## What you should do:
Print all entries word for word.
* start Dataset rows *
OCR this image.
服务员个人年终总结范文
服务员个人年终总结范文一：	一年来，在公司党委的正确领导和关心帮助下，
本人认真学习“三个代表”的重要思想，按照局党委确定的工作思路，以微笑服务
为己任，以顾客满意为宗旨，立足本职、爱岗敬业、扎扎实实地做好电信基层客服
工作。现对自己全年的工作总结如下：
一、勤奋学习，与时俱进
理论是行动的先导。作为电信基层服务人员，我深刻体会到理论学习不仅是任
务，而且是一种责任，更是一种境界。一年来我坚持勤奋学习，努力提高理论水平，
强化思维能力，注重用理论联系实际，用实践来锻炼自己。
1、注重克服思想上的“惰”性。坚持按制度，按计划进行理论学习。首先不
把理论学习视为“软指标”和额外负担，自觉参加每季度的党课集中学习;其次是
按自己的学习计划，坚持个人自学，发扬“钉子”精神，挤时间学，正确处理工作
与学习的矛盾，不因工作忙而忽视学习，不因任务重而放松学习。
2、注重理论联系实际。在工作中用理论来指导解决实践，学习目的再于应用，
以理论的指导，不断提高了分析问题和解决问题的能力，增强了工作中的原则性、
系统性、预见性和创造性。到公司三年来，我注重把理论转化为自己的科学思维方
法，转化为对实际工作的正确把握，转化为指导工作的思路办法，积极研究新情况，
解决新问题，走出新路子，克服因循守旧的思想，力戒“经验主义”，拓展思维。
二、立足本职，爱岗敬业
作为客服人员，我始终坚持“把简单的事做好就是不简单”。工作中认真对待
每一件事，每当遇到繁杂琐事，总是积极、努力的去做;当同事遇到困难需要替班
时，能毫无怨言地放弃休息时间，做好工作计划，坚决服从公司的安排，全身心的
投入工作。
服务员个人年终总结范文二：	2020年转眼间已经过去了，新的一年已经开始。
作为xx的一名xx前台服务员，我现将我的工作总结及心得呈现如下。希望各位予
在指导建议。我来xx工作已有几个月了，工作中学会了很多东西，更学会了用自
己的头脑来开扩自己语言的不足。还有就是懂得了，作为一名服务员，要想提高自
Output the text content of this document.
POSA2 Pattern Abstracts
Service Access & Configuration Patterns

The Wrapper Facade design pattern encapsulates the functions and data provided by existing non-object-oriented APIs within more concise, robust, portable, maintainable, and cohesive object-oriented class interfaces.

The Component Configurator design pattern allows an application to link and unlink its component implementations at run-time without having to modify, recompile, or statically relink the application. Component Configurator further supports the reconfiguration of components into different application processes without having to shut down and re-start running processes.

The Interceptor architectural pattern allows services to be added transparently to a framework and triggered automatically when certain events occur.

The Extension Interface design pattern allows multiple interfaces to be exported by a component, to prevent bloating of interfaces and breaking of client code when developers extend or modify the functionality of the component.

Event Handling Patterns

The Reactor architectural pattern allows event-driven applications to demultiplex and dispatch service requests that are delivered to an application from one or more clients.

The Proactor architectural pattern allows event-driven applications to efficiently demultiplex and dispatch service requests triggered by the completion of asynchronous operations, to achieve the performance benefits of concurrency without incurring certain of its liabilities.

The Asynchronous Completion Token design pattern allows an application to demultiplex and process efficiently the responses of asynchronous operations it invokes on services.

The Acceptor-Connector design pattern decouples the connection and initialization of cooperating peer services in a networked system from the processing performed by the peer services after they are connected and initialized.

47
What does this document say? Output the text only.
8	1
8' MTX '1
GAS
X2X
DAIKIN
* end Dataset rows *
## Task response:
OCR this image.
服务员个人年终总结范文
服务员个人年终总结范文一：	一年来，在公司党委的正确领导和关心帮助下，
本人认真学习“三个代表”的重要思想，按照局党委确定的工作思路，以微笑服务
为己任，以顾客满意为宗旨，立足本职、爱岗敬业、扎扎实实地做好电信基层客服
工作。现对自己全年的工作总结如下：
一、勤奋学习，与时俱进
理论是行动的先导。作为电信基层服务人员，我深刻体会到理论学习不仅是任
务，而且是一种责任，更是一种境界。一年来我坚持勤奋学习，努力提高理论水平，
强化思维能力，注重用理论联系实际，用实践来锻炼自己。
1、注重克服思想上的“惰”性。坚持按制度，按计划进行理论学习。首先不
把理论学习视为“软指标”和额外负担，自觉参加每季度的党课集中学习;其次是
按自己的学习计划，坚持个人自学，发扬“钉子”精神，挤时间学，正确处理工作
与学习的矛盾，不因工作忙而忽视学习，不因任务重而放松学习。
2、注重理论联系实际。在工作中用理论来指导解决实践，学习目的再于应用，
以理论的指导，不断提高了分析问题和解决问题的能力，增强了工作中的原则性、
系统性、预见性和创造性。到公司三年来，我注重把理论转化为自己的科学思维方
法，转化为对实际工作的正确把握，转化为指导工作的思路办法，积极研究新情况，
解决新问题，走出新路子，克服因循守旧的思想，力戒“经验主义”，拓展思维。
二、立足本职，爱岗敬业
作为客服人员，我始终坚持“把简单的事做好就是不简单”。工作中认真对待
每一件事，每当遇到繁杂琐事，总是积极、努力的去做;当同事遇到困难需要替班
时，能毫无怨言地放弃休息时间，做好工作计划，坚决服从公司的安排，全身心的
投入工作。
服务员个人年终总结范文二：	2020年转眼间已经过去了，新的一年已经开始。
作为xx的一名xx前台服务员，我现将我的工作总结及心得呈现如下。希望各位予
在指导建议。我来xx工作已有几个月了，工作中学会了很多东西，更学会了用自
己的头脑来开扩自己语言的不足。还有就是懂得了，作为一名服务员，要想提高自
Output the text content of this document.
POSA2 Pattern Abstracts
Service Access & Configuration Patterns

The Wrapper Facade design pattern encapsulates the functions and data provided by existing non-object-oriented APIs within more concise, robust, portable, maintainable, and cohesive object-oriented class interfaces.

The Component Configurator design pattern allows an application to link and unlink its component implementations at run-time without having to modify, recompile, or statically relink the application. Component Configurator further supports the reconfiguration of components into different application processes without having to shut down and re-start running processes.

The Interceptor architectural pattern allows services to be added transparently to a framework and triggered automatically when certain events occur.

The Extension Interface design pattern allows multiple interfaces to be exported by a component, to prevent bloating of interfaces and breaking of client code when developers extend or modify the functionality of the component.

Event Handling Patterns

The Reactor architectural pattern allows event-driven applications to demultiplex and dispatch service requests that are delivered to an application from one or more clients.

The Proactor architectural pattern allows event-driven applications to efficiently demultiplex and dispatch service requests triggered by the completion of asynchronous operations, to achieve the performance benefits of concurrency without incurring certain of its liabilities.

The Asynchronous Completion Token design pattern allows an application to demultiplex and process efficiently the responses of asynchronous operations it invokes on services.

The Acceptor-Connector design pattern decouples the connection and initialization of cooperating peer services in a networked system from the processing performed by the peer services after they are connected and initialized.

47
What does this document say? Output the text only.
8	1
8' MTX '1
GAS
X2X
DAIKIN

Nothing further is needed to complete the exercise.